- _Directions for this task_:
Copy the lines below as they are; omit the images they contain.

- _Stored data entries_:
━━━━━━━━━━
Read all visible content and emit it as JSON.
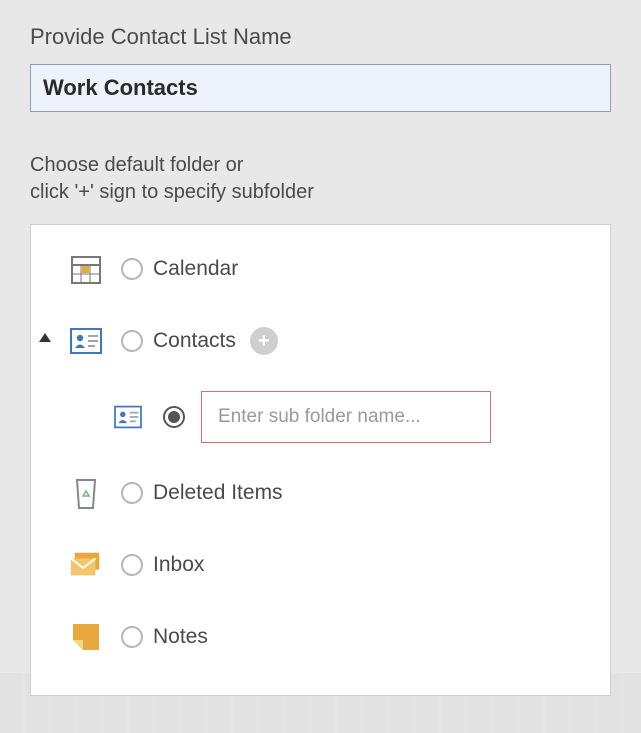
{
  "heading": "Provide Contact List Name",
  "contact_list_name": "Work Contacts",
  "instruction_line1": "Choose default folder or",
  "instruction_line2": "click '+' sign to specify subfolder",
  "subfolder_placeholder": "Enter sub folder name...",
  "subfolder_value": "",
  "folders": {
    "calendar": {
      "label": "Calendar",
      "selected": false,
      "expandable": false
    },
    "contacts": {
      "label": "Contacts",
      "selected": false,
      "expandable": true,
      "expanded": true
    },
    "deleted": {
      "label": "Deleted Items",
      "selected": false,
      "expandable": false
    },
    "inbox": {
      "label": "Inbox",
      "selected": false,
      "expandable": false
    },
    "notes": {
      "label": "Notes",
      "selected": false,
      "expandable": false
    }
  },
  "subfolder_selected": true,
  "colors": {
    "accent_orange": "#e7a93c",
    "panel_bg": "#ffffff",
    "page_bg": "#e8e8e8",
    "input_bg": "#eef3fb",
    "input_border": "#8aa0c0",
    "error_border": "#d9706d"
  }
}
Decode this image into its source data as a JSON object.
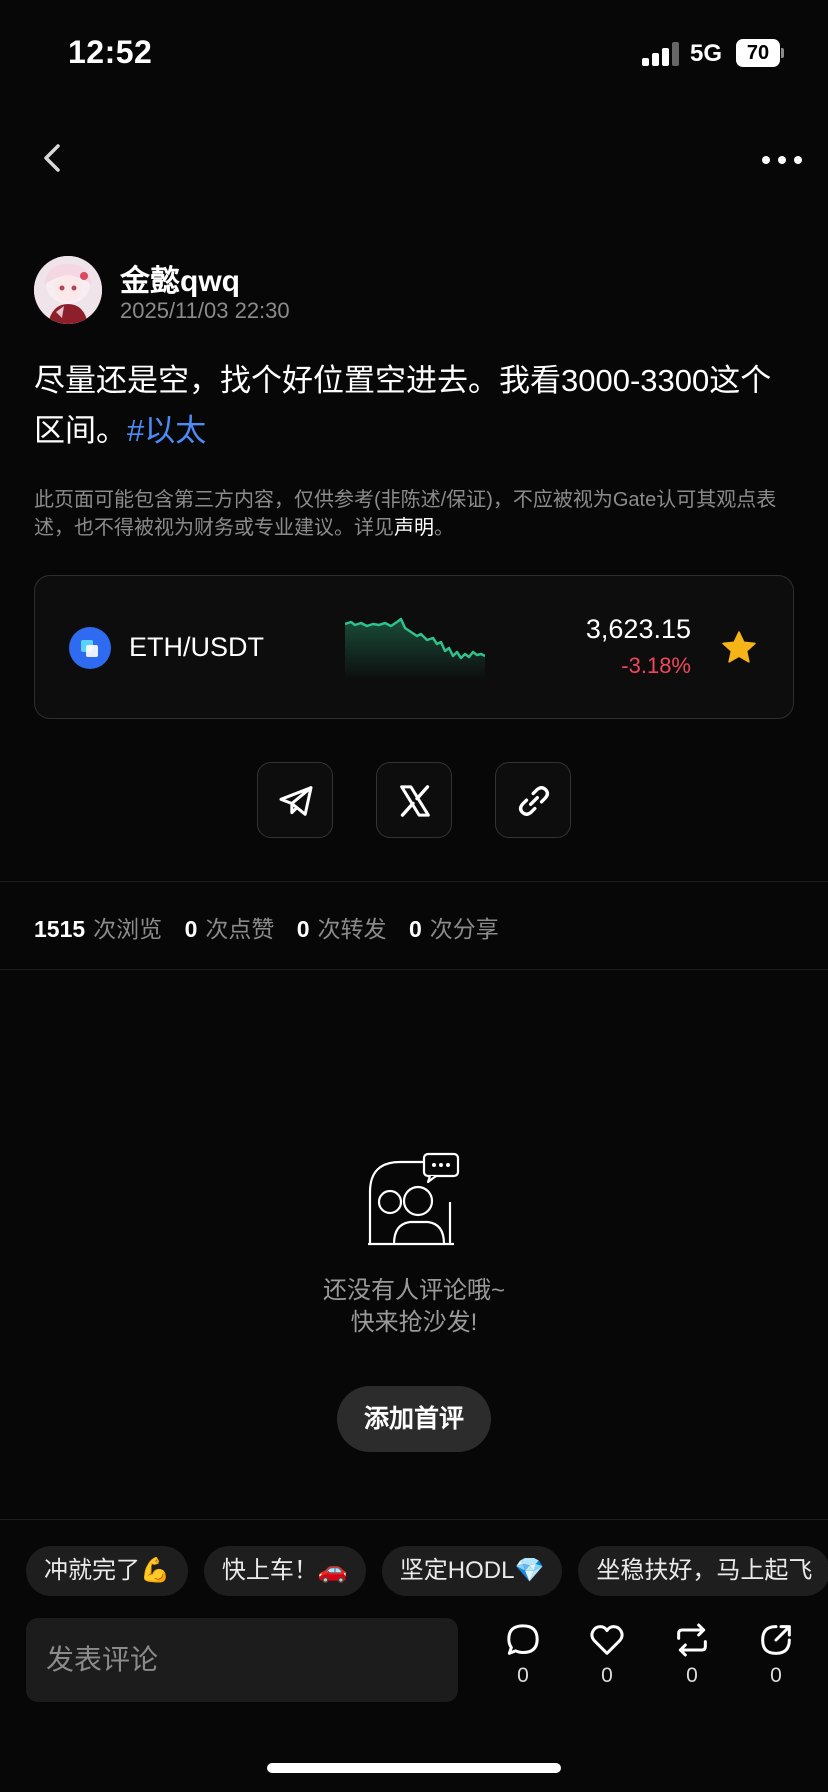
━━━━━━━━━━
- _In response_:
Read all visible content and emit it as JSON.
{
  "heading": "Provide Contact List Name",
  "contact_list_name": "Work Contacts",
  "instruction_line1": "Choose default folder or",
  "instruction_line2": "click '+' sign to specify subfolder",
  "subfolder_placeholder": "Enter sub folder name...",
  "subfolder_value": "",
  "folders": {
    "calendar": {
      "label": "Calendar",
      "selected": false,
      "expandable": false
    },
    "contacts": {
      "label": "Contacts",
      "selected": false,
      "expandable": true,
      "expanded": true
    },
    "deleted": {
      "label": "Deleted Items",
      "selected": false,
      "expandable": false
    },
    "inbox": {
      "label": "Inbox",
      "selected": false,
      "expandable": false
    },
    "notes": {
      "label": "Notes",
      "selected": false,
      "expandable": false
    }
  },
  "subfolder_selected": true,
  "colors": {
    "accent_orange": "#e7a93c",
    "panel_bg": "#ffffff",
    "page_bg": "#e8e8e8",
    "input_bg": "#eef3fb",
    "input_border": "#8aa0c0",
    "error_border": "#d9706d"
  }
}
Decode this image into its source data as a JSON object.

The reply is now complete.